__Directions__: Write out the rows below verbatim, from the first one through the line containing "header-content: 内容および支給単価 <box>62", both included.

__Data records__:
---*---

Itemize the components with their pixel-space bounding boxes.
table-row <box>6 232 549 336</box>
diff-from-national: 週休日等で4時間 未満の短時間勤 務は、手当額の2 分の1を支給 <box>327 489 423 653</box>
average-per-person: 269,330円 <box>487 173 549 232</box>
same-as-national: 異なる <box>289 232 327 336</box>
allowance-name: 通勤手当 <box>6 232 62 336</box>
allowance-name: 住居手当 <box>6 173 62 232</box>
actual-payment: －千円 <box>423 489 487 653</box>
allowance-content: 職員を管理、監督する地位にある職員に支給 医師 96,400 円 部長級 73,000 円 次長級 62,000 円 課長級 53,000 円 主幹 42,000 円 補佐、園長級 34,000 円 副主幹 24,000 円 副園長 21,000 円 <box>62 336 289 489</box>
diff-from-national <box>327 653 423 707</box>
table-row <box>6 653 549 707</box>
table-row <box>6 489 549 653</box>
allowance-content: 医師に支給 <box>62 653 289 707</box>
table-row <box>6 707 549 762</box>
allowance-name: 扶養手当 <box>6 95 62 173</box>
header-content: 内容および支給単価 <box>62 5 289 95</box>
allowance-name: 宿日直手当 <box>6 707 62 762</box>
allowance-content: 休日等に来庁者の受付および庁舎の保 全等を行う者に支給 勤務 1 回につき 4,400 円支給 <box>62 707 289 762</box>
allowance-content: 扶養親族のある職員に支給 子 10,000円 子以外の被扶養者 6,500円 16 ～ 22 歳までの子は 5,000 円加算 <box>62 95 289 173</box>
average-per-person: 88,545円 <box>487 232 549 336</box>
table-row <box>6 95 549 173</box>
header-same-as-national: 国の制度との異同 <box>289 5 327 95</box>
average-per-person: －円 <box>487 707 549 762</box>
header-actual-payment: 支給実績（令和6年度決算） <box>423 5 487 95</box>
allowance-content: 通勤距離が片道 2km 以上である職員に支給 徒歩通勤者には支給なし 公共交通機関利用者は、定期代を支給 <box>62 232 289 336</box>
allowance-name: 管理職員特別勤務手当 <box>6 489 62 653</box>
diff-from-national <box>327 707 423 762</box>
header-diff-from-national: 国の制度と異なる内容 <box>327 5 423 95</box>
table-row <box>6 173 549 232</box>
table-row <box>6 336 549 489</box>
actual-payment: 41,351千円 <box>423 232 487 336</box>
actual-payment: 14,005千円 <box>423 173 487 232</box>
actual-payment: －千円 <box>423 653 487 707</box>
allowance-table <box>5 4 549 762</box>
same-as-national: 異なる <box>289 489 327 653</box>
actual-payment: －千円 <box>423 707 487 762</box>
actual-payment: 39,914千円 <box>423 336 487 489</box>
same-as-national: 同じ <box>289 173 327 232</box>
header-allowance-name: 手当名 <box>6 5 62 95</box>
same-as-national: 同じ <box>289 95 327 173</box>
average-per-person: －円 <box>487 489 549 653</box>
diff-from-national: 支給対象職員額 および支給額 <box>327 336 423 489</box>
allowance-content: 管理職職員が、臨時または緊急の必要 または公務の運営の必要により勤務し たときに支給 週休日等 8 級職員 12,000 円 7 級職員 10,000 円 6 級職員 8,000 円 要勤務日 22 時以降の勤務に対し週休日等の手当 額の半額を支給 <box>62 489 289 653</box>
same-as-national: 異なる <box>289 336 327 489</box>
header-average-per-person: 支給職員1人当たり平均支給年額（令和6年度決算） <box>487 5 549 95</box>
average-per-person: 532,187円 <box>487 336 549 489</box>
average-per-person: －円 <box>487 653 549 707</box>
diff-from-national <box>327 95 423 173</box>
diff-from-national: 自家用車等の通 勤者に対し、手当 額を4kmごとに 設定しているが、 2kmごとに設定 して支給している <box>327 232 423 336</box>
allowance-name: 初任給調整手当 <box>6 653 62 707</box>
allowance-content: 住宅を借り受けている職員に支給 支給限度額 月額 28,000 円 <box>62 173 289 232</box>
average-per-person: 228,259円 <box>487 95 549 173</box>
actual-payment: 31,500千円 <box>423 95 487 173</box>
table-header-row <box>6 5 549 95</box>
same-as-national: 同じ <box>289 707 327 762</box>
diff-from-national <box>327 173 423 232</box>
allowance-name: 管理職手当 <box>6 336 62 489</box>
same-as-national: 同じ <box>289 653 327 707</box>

---*---

__Task answer__:
Itemize the components with their pixel-space bounding boxes.
table-row <box>6 232 549 336</box>
diff-from-national: 週休日等で4時間 未満の短時間勤 務は、手当額の2 分の1を支給 <box>327 489 423 653</box>
average-per-person: 269,330円 <box>487 173 549 232</box>
same-as-national: 異なる <box>289 232 327 336</box>
allowance-name: 通勤手当 <box>6 232 62 336</box>
allowance-name: 住居手当 <box>6 173 62 232</box>
actual-payment: －千円 <box>423 489 487 653</box>
allowance-content: 職員を管理、監督する地位にある職員に支給 医師 96,400 円 部長級 73,000 円 次長級 62,000 円 課長級 53,000 円 主幹 42,000 円 補佐、園長級 34,000 円 副主幹 24,000 円 副園長 21,000 円 <box>62 336 289 489</box>
diff-from-national <box>327 653 423 707</box>
table-row <box>6 653 549 707</box>
table-row <box>6 489 549 653</box>
allowance-content: 医師に支給 <box>62 653 289 707</box>
table-row <box>6 707 549 762</box>
allowance-name: 扶養手当 <box>6 95 62 173</box>
header-content: 内容および支給単価 <box>62 5 289 95</box>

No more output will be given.